Goal of the exercise: List each line holding the string "name".

Data in this exercise:

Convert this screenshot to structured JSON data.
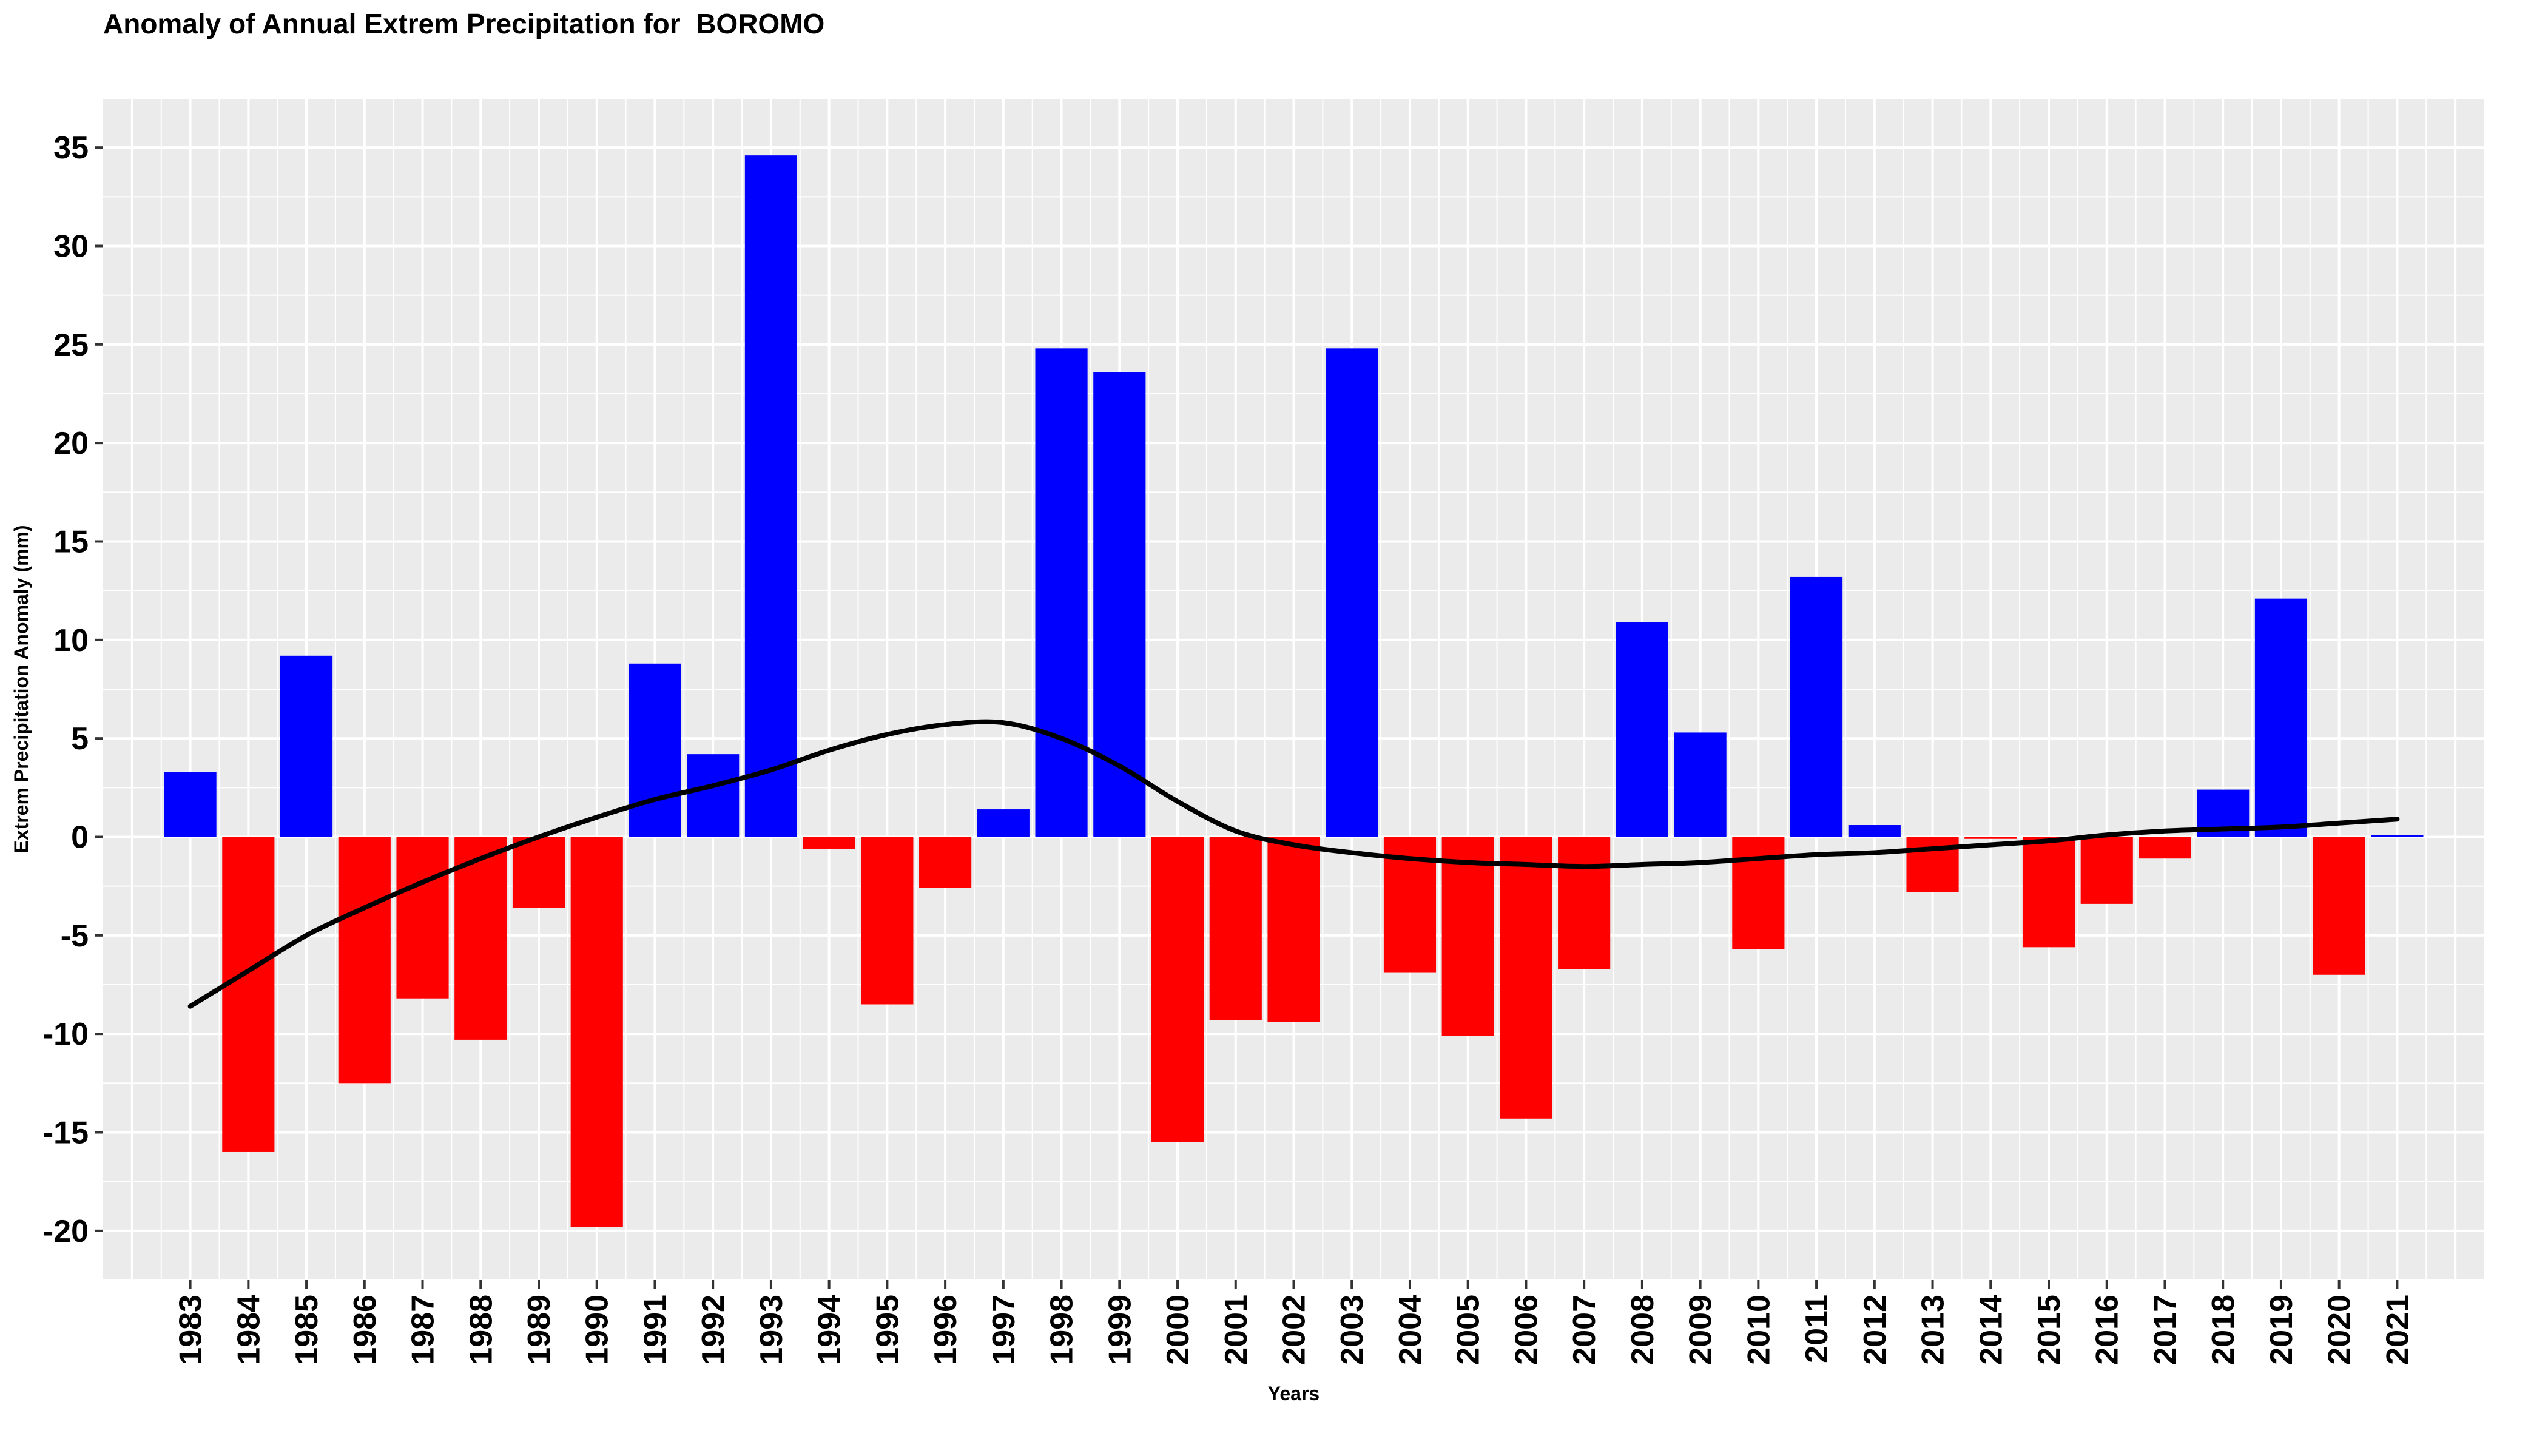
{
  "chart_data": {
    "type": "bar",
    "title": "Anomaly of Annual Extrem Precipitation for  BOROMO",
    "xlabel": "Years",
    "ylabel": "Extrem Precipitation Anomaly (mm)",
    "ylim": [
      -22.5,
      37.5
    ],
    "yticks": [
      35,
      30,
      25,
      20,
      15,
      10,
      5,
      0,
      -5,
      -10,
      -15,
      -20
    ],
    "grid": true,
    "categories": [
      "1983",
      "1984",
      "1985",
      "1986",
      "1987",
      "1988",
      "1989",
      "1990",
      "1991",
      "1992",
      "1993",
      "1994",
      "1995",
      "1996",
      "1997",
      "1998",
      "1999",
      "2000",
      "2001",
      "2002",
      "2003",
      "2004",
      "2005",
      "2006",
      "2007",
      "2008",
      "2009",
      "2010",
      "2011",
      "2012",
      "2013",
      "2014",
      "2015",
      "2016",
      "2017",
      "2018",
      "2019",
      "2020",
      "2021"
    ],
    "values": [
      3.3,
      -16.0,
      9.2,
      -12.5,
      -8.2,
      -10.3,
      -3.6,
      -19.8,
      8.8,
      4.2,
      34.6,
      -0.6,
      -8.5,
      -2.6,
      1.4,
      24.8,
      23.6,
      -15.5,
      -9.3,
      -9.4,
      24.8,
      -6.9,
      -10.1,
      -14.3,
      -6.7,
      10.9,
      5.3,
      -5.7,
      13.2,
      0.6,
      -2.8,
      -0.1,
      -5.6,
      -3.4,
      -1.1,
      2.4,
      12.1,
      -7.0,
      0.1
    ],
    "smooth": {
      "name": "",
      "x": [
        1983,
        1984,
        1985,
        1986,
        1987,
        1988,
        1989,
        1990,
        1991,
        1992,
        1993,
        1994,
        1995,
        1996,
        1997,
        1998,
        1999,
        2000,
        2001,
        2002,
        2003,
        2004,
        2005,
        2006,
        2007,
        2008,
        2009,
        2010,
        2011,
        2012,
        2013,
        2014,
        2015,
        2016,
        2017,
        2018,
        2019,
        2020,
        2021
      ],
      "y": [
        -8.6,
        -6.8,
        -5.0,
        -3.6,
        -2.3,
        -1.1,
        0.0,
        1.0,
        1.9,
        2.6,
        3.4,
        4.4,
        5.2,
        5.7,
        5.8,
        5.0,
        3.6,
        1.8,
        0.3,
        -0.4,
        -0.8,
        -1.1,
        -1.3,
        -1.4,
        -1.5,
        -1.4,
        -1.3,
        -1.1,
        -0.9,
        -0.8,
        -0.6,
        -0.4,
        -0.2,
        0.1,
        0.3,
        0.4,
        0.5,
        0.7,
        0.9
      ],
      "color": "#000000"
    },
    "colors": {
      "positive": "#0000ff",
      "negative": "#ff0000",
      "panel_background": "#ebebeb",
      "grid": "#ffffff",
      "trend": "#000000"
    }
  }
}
* * *
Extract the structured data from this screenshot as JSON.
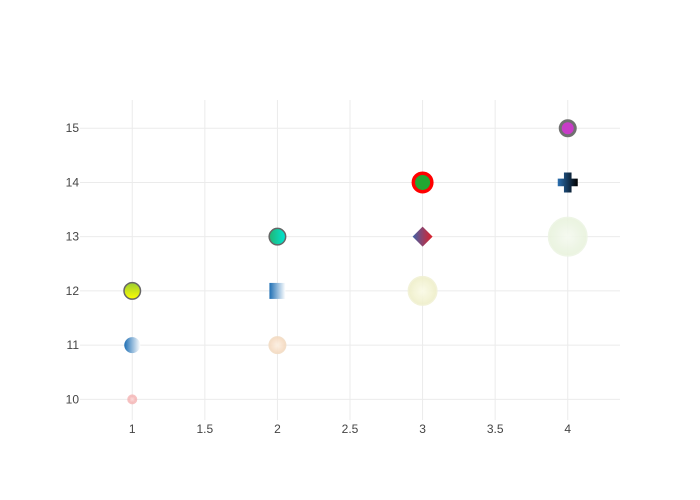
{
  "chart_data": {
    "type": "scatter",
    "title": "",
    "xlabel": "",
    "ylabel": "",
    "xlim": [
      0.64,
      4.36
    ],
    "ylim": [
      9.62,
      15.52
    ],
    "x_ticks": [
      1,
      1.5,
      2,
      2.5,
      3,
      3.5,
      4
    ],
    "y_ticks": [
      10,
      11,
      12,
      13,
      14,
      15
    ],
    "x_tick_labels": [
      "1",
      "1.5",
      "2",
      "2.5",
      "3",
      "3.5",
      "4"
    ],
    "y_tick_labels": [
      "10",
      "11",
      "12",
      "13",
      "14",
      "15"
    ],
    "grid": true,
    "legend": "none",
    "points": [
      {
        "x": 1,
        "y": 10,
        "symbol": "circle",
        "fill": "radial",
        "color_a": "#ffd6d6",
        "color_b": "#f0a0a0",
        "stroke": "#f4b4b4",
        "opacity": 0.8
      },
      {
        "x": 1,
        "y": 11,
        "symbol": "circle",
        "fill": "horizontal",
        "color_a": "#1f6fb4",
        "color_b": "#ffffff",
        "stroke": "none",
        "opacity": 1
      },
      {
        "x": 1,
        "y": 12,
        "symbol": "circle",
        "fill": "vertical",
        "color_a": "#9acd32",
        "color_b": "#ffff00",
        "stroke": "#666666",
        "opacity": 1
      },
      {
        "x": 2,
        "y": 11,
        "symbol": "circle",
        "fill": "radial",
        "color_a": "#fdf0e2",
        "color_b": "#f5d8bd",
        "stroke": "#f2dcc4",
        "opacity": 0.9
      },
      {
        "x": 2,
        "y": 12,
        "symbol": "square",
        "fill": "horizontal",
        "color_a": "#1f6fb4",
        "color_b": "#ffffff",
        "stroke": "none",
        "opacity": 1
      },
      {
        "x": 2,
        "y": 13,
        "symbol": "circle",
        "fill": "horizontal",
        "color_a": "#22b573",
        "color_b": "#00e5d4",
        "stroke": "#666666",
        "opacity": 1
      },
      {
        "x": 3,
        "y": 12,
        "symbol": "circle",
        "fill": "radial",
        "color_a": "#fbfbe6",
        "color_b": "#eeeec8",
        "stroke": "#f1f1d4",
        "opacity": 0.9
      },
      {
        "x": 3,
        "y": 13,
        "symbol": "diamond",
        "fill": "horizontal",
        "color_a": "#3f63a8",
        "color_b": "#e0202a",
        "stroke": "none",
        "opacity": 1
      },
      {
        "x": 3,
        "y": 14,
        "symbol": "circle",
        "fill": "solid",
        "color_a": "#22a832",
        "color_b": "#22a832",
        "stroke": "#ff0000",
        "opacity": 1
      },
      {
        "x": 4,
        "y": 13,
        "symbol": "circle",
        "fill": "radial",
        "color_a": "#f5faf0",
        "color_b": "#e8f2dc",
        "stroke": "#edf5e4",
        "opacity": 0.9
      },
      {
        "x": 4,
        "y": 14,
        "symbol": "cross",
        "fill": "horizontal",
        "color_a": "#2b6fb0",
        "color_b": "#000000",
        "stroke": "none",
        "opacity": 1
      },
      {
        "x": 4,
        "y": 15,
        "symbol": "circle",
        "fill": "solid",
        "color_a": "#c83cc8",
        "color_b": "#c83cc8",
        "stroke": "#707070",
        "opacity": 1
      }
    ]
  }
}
--
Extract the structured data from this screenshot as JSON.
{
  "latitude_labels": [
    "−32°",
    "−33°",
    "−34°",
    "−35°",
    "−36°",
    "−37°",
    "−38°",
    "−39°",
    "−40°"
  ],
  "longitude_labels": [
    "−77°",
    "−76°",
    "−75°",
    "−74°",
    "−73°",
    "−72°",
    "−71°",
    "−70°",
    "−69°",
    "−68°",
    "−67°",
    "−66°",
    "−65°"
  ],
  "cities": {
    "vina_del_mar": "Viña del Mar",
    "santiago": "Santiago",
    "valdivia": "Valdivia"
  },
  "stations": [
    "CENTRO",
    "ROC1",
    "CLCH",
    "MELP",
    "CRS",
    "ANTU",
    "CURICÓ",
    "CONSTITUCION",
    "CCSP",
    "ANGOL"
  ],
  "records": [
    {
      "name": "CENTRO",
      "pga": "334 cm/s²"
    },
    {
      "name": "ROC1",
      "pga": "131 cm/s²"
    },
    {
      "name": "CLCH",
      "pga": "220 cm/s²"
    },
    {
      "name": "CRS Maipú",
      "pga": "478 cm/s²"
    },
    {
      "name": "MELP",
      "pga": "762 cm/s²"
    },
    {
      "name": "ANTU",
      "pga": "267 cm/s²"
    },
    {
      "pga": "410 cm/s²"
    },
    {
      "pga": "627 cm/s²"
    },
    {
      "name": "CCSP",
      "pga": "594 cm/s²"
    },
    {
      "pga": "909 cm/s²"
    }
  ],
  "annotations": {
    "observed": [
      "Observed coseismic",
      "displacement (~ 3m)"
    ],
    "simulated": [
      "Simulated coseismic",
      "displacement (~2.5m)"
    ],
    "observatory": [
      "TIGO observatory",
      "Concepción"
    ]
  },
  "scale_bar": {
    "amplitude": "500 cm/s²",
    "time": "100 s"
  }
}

Completed task:
      "name": "",
      "name": "CENTRO",
      "name": "ROC1",
      "name": "CLCH",
      "name": "CRS Maipú",
      "name": "MELP",
      "name": "ANTU",
      "name": "CCSP",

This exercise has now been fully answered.